[Dataset items]
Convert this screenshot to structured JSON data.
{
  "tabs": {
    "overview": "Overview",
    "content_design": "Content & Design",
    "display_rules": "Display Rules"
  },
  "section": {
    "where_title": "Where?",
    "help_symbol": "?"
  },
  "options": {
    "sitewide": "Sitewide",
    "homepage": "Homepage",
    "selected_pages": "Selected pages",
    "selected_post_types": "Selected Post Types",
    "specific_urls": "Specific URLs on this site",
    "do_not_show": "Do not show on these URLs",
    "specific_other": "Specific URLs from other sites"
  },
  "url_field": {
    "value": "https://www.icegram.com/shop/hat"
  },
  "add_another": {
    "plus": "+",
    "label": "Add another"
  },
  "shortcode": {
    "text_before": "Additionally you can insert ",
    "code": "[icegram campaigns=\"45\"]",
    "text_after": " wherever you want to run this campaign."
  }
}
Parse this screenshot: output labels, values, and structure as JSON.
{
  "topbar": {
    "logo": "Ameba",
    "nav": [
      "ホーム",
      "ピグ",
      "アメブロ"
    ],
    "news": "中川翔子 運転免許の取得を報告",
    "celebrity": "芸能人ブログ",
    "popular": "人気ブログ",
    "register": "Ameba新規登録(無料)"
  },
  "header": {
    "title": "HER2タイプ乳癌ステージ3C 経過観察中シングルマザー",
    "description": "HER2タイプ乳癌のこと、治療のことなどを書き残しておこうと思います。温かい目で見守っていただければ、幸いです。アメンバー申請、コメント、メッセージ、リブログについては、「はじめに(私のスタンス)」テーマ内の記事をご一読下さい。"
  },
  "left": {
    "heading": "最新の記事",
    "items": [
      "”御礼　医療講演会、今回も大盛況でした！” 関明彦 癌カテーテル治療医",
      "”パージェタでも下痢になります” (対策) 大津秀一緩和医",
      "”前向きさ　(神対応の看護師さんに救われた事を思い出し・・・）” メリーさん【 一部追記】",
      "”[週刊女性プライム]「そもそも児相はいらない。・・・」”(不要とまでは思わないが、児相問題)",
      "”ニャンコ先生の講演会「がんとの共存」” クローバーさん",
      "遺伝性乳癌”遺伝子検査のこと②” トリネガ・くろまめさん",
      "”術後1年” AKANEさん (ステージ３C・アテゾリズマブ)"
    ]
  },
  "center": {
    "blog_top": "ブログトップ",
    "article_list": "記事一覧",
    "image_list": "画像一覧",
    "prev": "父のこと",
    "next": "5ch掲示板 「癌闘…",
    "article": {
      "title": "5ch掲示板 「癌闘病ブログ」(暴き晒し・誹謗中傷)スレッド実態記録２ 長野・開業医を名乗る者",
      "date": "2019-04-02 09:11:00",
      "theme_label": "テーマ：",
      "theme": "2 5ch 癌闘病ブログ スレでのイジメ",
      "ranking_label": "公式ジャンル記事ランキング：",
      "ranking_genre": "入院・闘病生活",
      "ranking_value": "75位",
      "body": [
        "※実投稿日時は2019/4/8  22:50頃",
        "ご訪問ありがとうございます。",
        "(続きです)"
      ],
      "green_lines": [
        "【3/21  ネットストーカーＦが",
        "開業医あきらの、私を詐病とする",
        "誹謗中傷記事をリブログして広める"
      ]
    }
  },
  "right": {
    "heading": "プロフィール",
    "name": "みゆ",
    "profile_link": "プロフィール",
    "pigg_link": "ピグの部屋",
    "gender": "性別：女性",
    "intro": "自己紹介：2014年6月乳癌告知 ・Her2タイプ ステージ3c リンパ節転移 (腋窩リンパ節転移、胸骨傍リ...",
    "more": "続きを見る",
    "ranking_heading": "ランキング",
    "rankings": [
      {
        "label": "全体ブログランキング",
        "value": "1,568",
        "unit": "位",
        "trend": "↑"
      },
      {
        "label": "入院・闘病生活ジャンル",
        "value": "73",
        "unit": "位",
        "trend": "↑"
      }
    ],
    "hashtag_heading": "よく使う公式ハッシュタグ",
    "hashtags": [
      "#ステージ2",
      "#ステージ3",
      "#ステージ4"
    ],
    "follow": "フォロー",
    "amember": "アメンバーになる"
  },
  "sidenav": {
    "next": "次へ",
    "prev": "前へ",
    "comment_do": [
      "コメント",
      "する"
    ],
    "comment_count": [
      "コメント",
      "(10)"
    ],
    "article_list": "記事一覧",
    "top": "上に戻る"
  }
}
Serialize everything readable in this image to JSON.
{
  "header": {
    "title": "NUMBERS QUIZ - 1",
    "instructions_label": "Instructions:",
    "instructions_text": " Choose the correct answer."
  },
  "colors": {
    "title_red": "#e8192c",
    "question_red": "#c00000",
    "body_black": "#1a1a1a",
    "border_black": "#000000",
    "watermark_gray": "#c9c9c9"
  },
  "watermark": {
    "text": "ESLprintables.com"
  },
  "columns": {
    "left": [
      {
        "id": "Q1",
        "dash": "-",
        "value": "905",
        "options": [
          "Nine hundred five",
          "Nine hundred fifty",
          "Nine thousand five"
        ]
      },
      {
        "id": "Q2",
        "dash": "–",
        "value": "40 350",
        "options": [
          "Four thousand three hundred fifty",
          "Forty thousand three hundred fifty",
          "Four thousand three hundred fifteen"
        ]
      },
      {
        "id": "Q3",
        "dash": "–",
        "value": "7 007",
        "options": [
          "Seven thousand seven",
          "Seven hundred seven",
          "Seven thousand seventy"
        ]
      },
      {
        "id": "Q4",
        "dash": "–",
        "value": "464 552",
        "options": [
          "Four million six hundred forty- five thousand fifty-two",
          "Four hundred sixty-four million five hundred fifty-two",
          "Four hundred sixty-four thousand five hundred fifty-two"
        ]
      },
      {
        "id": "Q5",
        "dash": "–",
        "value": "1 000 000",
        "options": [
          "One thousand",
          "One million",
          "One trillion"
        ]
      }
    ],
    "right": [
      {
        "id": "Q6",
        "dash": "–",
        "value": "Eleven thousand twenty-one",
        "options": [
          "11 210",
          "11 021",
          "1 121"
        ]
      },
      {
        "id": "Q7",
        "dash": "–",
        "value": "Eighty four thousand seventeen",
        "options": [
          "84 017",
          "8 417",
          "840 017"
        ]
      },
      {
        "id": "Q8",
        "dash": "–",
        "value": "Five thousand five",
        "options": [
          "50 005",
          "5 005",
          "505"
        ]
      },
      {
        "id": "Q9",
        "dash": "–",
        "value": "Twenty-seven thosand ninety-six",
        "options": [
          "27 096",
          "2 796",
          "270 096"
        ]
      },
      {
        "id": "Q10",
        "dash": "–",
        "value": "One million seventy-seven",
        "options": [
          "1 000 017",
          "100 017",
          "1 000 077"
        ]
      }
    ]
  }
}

= PROMPT =
Copy the records above exactly.

= WORKED SOLUTION =
Convert this screenshot to structured JSON data.
{
  "tabs": {
    "overview": "Overview",
    "content_design": "Content & Design",
    "display_rules": "Display Rules"
  },
  "section": {
    "where_title": "Where?",
    "help_symbol": "?"
  },
  "options": {
    "sitewide": "Sitewide",
    "homepage": "Homepage",
    "selected_pages": "Selected pages",
    "selected_post_types": "Selected Post Types",
    "specific_urls": "Specific URLs on this site",
    "do_not_show": "Do not show on these URLs",
    "specific_other": "Specific URLs from other sites"
  },
  "url_field": {
    "value": "https://www.icegram.com/shop/hat"
  },
  "add_another": {
    "plus": "+",
    "label": "Add another"
  },
  "shortcode": {
    "text_before": "Additionally you can insert ",
    "code": "[icegram campaigns=\"45\"]",
    "text_after": " wherever you want to run this campaign."
  }
}
Parse this screenshot: output labels, values, and structure as JSON.
{
  "topbar": {
    "logo": "Ameba",
    "nav": [
      "ホーム",
      "ピグ",
      "アメブロ"
    ],
    "news": "中川翔子 運転免許の取得を報告",
    "celebrity": "芸能人ブログ",
    "popular": "人気ブログ",
    "register": "Ameba新規登録(無料)"
  },
  "header": {
    "title": "HER2タイプ乳癌ステージ3C 経過観察中シングルマザー",
    "description": "HER2タイプ乳癌のこと、治療のことなどを書き残しておこうと思います。温かい目で見守っていただければ、幸いです。アメンバー申請、コメント、メッセージ、リブログについては、「はじめに(私のスタンス)」テーマ内の記事をご一読下さい。"
  },
  "left": {
    "heading": "最新の記事",
    "items": [
      "”御礼　医療講演会、今回も大盛況でした！” 関明彦 癌カテーテル治療医",
      "”パージェタでも下痢になります” (対策) 大津秀一緩和医",
      "”前向きさ　(神対応の看護師さんに救われた事を思い出し・・・）” メリーさん【 一部追記】",
      "”[週刊女性プライム]「そもそも児相はいらない。・・・」”(不要とまでは思わないが、児相問題)",
      "”ニャンコ先生の講演会「がんとの共存」” クローバーさん",
      "遺伝性乳癌”遺伝子検査のこと②” トリネガ・くろまめさん",
      "”術後1年” AKANEさん (ステージ３C・アテゾリズマブ)"
    ]
  },
  "center": {
    "blog_top": "ブログトップ",
    "article_list": "記事一覧",
    "image_list": "画像一覧",
    "prev": "父のこと",
    "next": "5ch掲示板 「癌闘…",
    "article": {
      "title": "5ch掲示板 「癌闘病ブログ」(暴き晒し・誹謗中傷)スレッド実態記録２ 長野・開業医を名乗る者",
      "date": "2019-04-02 09:11:00",
      "theme_label": "テーマ：",
      "theme": "2 5ch 癌闘病ブログ スレでのイジメ",
      "ranking_label": "公式ジャンル記事ランキング：",
      "ranking_genre": "入院・闘病生活",
      "ranking_value": "75位",
      "body": [
        "※実投稿日時は2019/4/8  22:50頃",
        "ご訪問ありがとうございます。",
        "(続きです)"
      ],
      "green_lines": [
        "【3/21  ネットストーカーＦが",
        "開業医あきらの、私を詐病とする",
        "誹謗中傷記事をリブログして広める"
      ]
    }
  },
  "right": {
    "heading": "プロフィール",
    "name": "みゆ",
    "profile_link": "プロフィール",
    "pigg_link": "ピグの部屋",
    "gender": "性別：女性",
    "intro": "自己紹介：2014年6月乳癌告知 ・Her2タイプ ステージ3c リンパ節転移 (腋窩リンパ節転移、胸骨傍リ...",
    "more": "続きを見る",
    "ranking_heading": "ランキング",
    "rankings": [
      {
        "label": "全体ブログランキング",
        "value": "1,568",
        "unit": "位",
        "trend": "↑"
      },
      {
        "label": "入院・闘病生活ジャンル",
        "value": "73",
        "unit": "位",
        "trend": "↑"
      }
    ],
    "hashtag_heading": "よく使う公式ハッシュタグ",
    "hashtags": [
      "#ステージ2",
      "#ステージ3",
      "#ステージ4"
    ],
    "follow": "フォロー",
    "amember": "アメンバーになる"
  },
  "sidenav": {
    "next": "次へ",
    "prev": "前へ",
    "comment_do": [
      "コメント",
      "する"
    ],
    "comment_count": [
      "コメント",
      "(10)"
    ],
    "article_list": "記事一覧",
    "top": "上に戻る"
  }
}
Serialize everything readable in this image to JSON.
{
  "header": {
    "title": "NUMBERS QUIZ - 1",
    "instructions_label": "Instructions:",
    "instructions_text": " Choose the correct answer."
  },
  "colors": {
    "title_red": "#e8192c",
    "question_red": "#c00000",
    "body_black": "#1a1a1a",
    "border_black": "#000000",
    "watermark_gray": "#c9c9c9"
  },
  "watermark": {
    "text": "ESLprintables.com"
  },
  "columns": {
    "left": [
      {
        "id": "Q1",
        "dash": "-",
        "value": "905",
        "options": [
          "Nine hundred five",
          "Nine hundred fifty",
          "Nine thousand five"
        ]
      },
      {
        "id": "Q2",
        "dash": "–",
        "value": "40 350",
        "options": [
          "Four thousand three hundred fifty",
          "Forty thousand three hundred fifty",
          "Four thousand three hundred fifteen"
        ]
      },
      {
        "id": "Q3",
        "dash": "–",
        "value": "7 007",
        "options": [
          "Seven thousand seven",
          "Seven hundred seven",
          "Seven thousand seventy"
        ]
      },
      {
        "id": "Q4",
        "dash": "–",
        "value": "464 552",
        "options": [
          "Four million six hundred forty- five thousand fifty-two",
          "Four hundred sixty-four million five hundred fifty-two",
          "Four hundred sixty-four thousand five hundred fifty-two"
        ]
      },
      {
        "id": "Q5",
        "dash": "–",
        "value": "1 000 000",
        "options": [
          "One thousand",
          "One million",
          "One trillion"
        ]
      }
    ],
    "right": [
      {
        "id": "Q6",
        "dash": "–",
        "value": "Eleven thousand twenty-one",
        "options": [
          "11 210",
          "11 021",
          "1 121"
        ]
      },
      {
        "id": "Q7",
        "dash": "–",
        "value": "Eighty four thousand seventeen",
        "options": [
          "84 017",
          "8 417",
          "840 017"
        ]
      },
      {
        "id": "Q8",
        "dash": "–",
        "value": "Five thousand five",
        "options": [
          "50 005",
          "5 005",
          "505"
        ]
      },
      {
        "id": "Q9",
        "dash": "–",
        "value": "Twenty-seven thosand ninety-six",
        "options": [
          "27 096",
          "2 796",
          "270 096"
        ]
      },
      {
        "id": "Q10",
        "dash": "–",
        "value": "One million seventy-seven",
        "options": [
          "1 000 017",
          "100 017",
          "1 000 077"
        ]
      }
    ]
  }
}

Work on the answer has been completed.